### TASK REQUIREMENTS
Each line in the material below, starting at the one with "Give me the" and ending at the one with "What's the underlying", is to be reproduced exactly; no picture is to be copied.

### DATA EXTRACT
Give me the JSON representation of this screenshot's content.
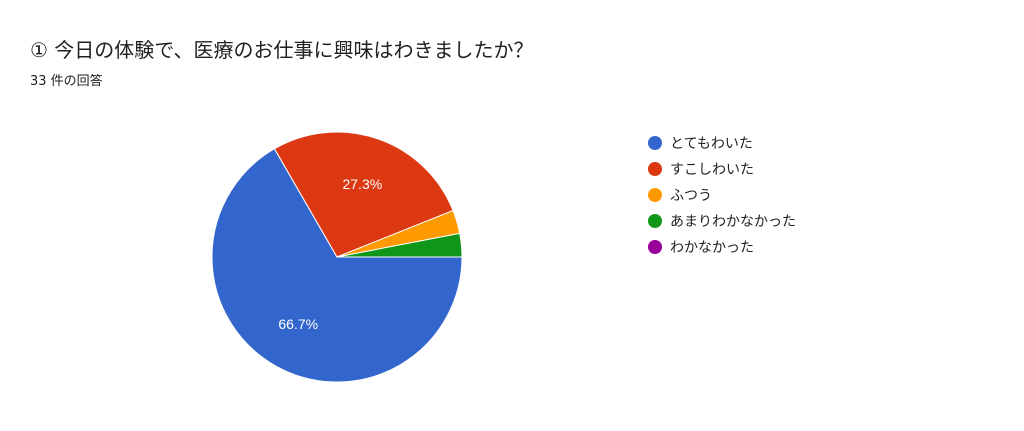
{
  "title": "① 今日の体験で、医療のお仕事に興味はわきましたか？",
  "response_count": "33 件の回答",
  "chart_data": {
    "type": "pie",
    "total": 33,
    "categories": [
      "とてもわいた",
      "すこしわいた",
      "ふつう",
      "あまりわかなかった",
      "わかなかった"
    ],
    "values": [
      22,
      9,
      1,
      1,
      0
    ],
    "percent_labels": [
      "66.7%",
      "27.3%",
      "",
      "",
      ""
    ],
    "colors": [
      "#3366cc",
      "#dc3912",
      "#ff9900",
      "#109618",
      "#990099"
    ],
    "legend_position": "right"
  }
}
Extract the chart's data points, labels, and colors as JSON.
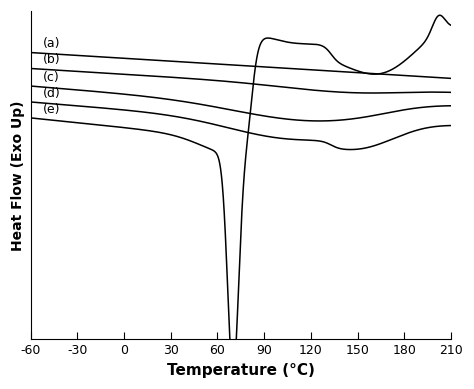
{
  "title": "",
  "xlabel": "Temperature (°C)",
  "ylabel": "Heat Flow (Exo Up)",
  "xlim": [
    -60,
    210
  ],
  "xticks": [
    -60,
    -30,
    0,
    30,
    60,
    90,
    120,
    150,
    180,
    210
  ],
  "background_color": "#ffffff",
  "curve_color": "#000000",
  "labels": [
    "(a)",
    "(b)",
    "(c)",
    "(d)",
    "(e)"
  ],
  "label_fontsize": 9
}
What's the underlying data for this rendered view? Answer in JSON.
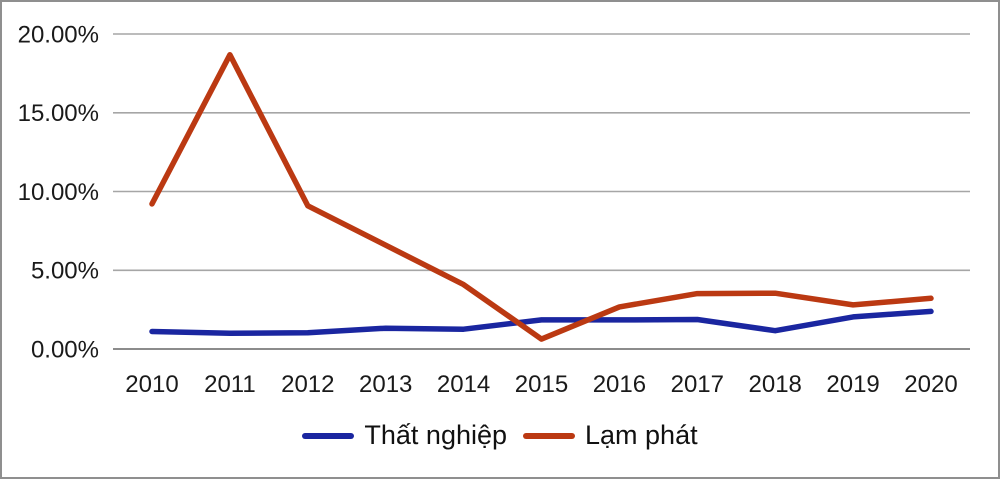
...
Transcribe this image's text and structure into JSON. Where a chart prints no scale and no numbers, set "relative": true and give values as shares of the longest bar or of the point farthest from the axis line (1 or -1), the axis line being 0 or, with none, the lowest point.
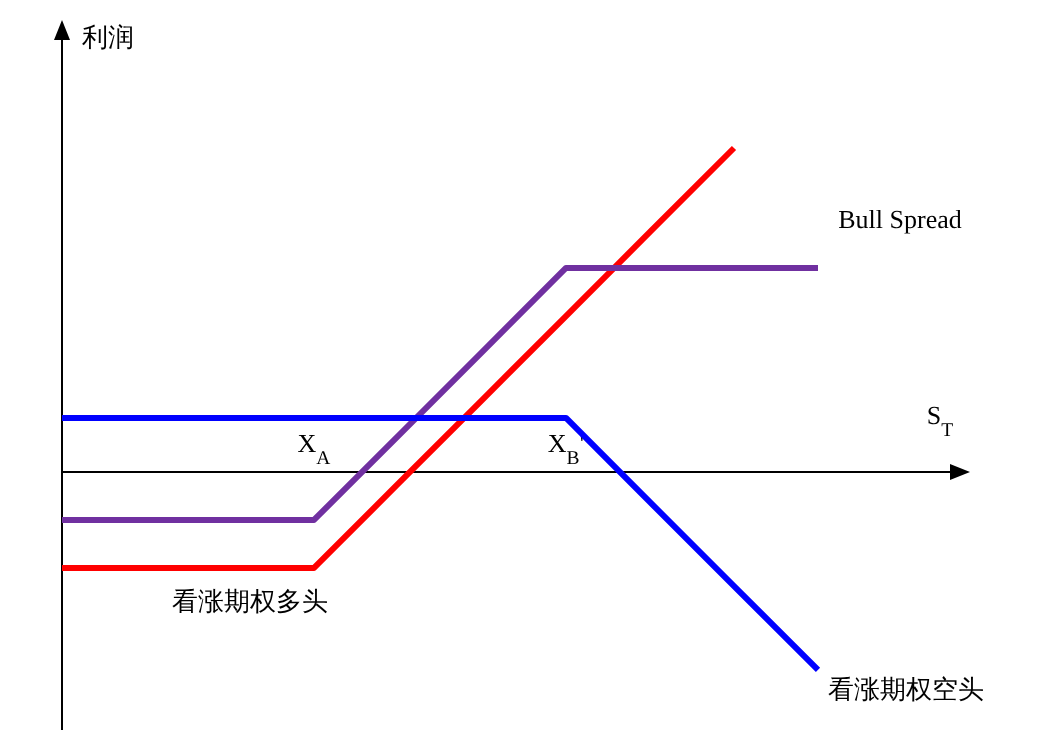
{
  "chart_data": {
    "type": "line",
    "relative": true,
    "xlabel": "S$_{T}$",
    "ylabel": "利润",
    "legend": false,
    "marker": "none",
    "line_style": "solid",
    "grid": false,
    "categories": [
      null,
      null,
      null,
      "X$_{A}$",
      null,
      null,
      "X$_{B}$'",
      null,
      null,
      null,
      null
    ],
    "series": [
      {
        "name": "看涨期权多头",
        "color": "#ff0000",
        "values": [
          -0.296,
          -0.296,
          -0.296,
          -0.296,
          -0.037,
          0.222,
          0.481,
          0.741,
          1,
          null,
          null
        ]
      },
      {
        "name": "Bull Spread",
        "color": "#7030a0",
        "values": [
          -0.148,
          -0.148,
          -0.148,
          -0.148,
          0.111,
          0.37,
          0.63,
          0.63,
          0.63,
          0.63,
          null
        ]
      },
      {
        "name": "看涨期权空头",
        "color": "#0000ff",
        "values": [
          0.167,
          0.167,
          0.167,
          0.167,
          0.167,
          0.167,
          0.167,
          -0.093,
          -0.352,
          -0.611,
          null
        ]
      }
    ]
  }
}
---
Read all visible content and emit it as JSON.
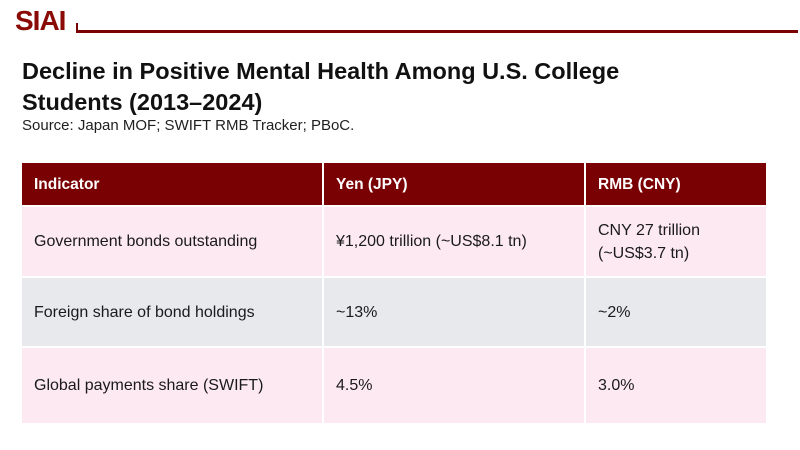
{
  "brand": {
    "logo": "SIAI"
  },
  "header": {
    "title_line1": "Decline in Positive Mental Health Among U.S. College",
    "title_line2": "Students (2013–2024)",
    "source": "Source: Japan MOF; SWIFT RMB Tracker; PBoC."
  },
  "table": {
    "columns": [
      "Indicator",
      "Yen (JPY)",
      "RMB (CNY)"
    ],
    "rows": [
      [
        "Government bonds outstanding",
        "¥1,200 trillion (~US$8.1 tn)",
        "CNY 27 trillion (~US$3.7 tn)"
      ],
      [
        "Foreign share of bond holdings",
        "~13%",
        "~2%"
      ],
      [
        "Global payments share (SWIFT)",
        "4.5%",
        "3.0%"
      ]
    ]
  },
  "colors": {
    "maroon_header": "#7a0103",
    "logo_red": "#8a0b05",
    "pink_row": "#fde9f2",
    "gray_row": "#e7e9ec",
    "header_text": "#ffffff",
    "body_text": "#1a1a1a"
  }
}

### OUTPUT OF THE EXERCISE
Give me the JSON representation of this screenshot's content.
{
  "title": "① 今日の体験で、医療のお仕事に興味はわきましたか？",
  "response_count": "33 件の回答",
  "chart_data": {
    "type": "pie",
    "total": 33,
    "categories": [
      "とてもわいた",
      "すこしわいた",
      "ふつう",
      "あまりわかなかった",
      "わかなかった"
    ],
    "values": [
      22,
      9,
      1,
      1,
      0
    ],
    "percent_labels": [
      "66.7%",
      "27.3%",
      "",
      "",
      ""
    ],
    "colors": [
      "#3366cc",
      "#dc3912",
      "#ff9900",
      "#109618",
      "#990099"
    ],
    "legend_position": "right"
  }
}
Extract the chart's data points, labels, and colors as JSON.
{
  "title": "",
  "xlabel": "Temperature (°C)",
  "ylabel": "Heat Flow (Exo Up)",
  "xlim": [
    -60,
    210
  ],
  "xticks": [
    -60,
    -30,
    0,
    30,
    60,
    90,
    120,
    150,
    180,
    210
  ],
  "background_color": "#ffffff",
  "curve_color": "#000000",
  "labels": [
    "(a)",
    "(b)",
    "(c)",
    "(d)",
    "(e)"
  ],
  "label_fontsize": 9
}
What's the underlying data for this rendered view? Answer in JSON.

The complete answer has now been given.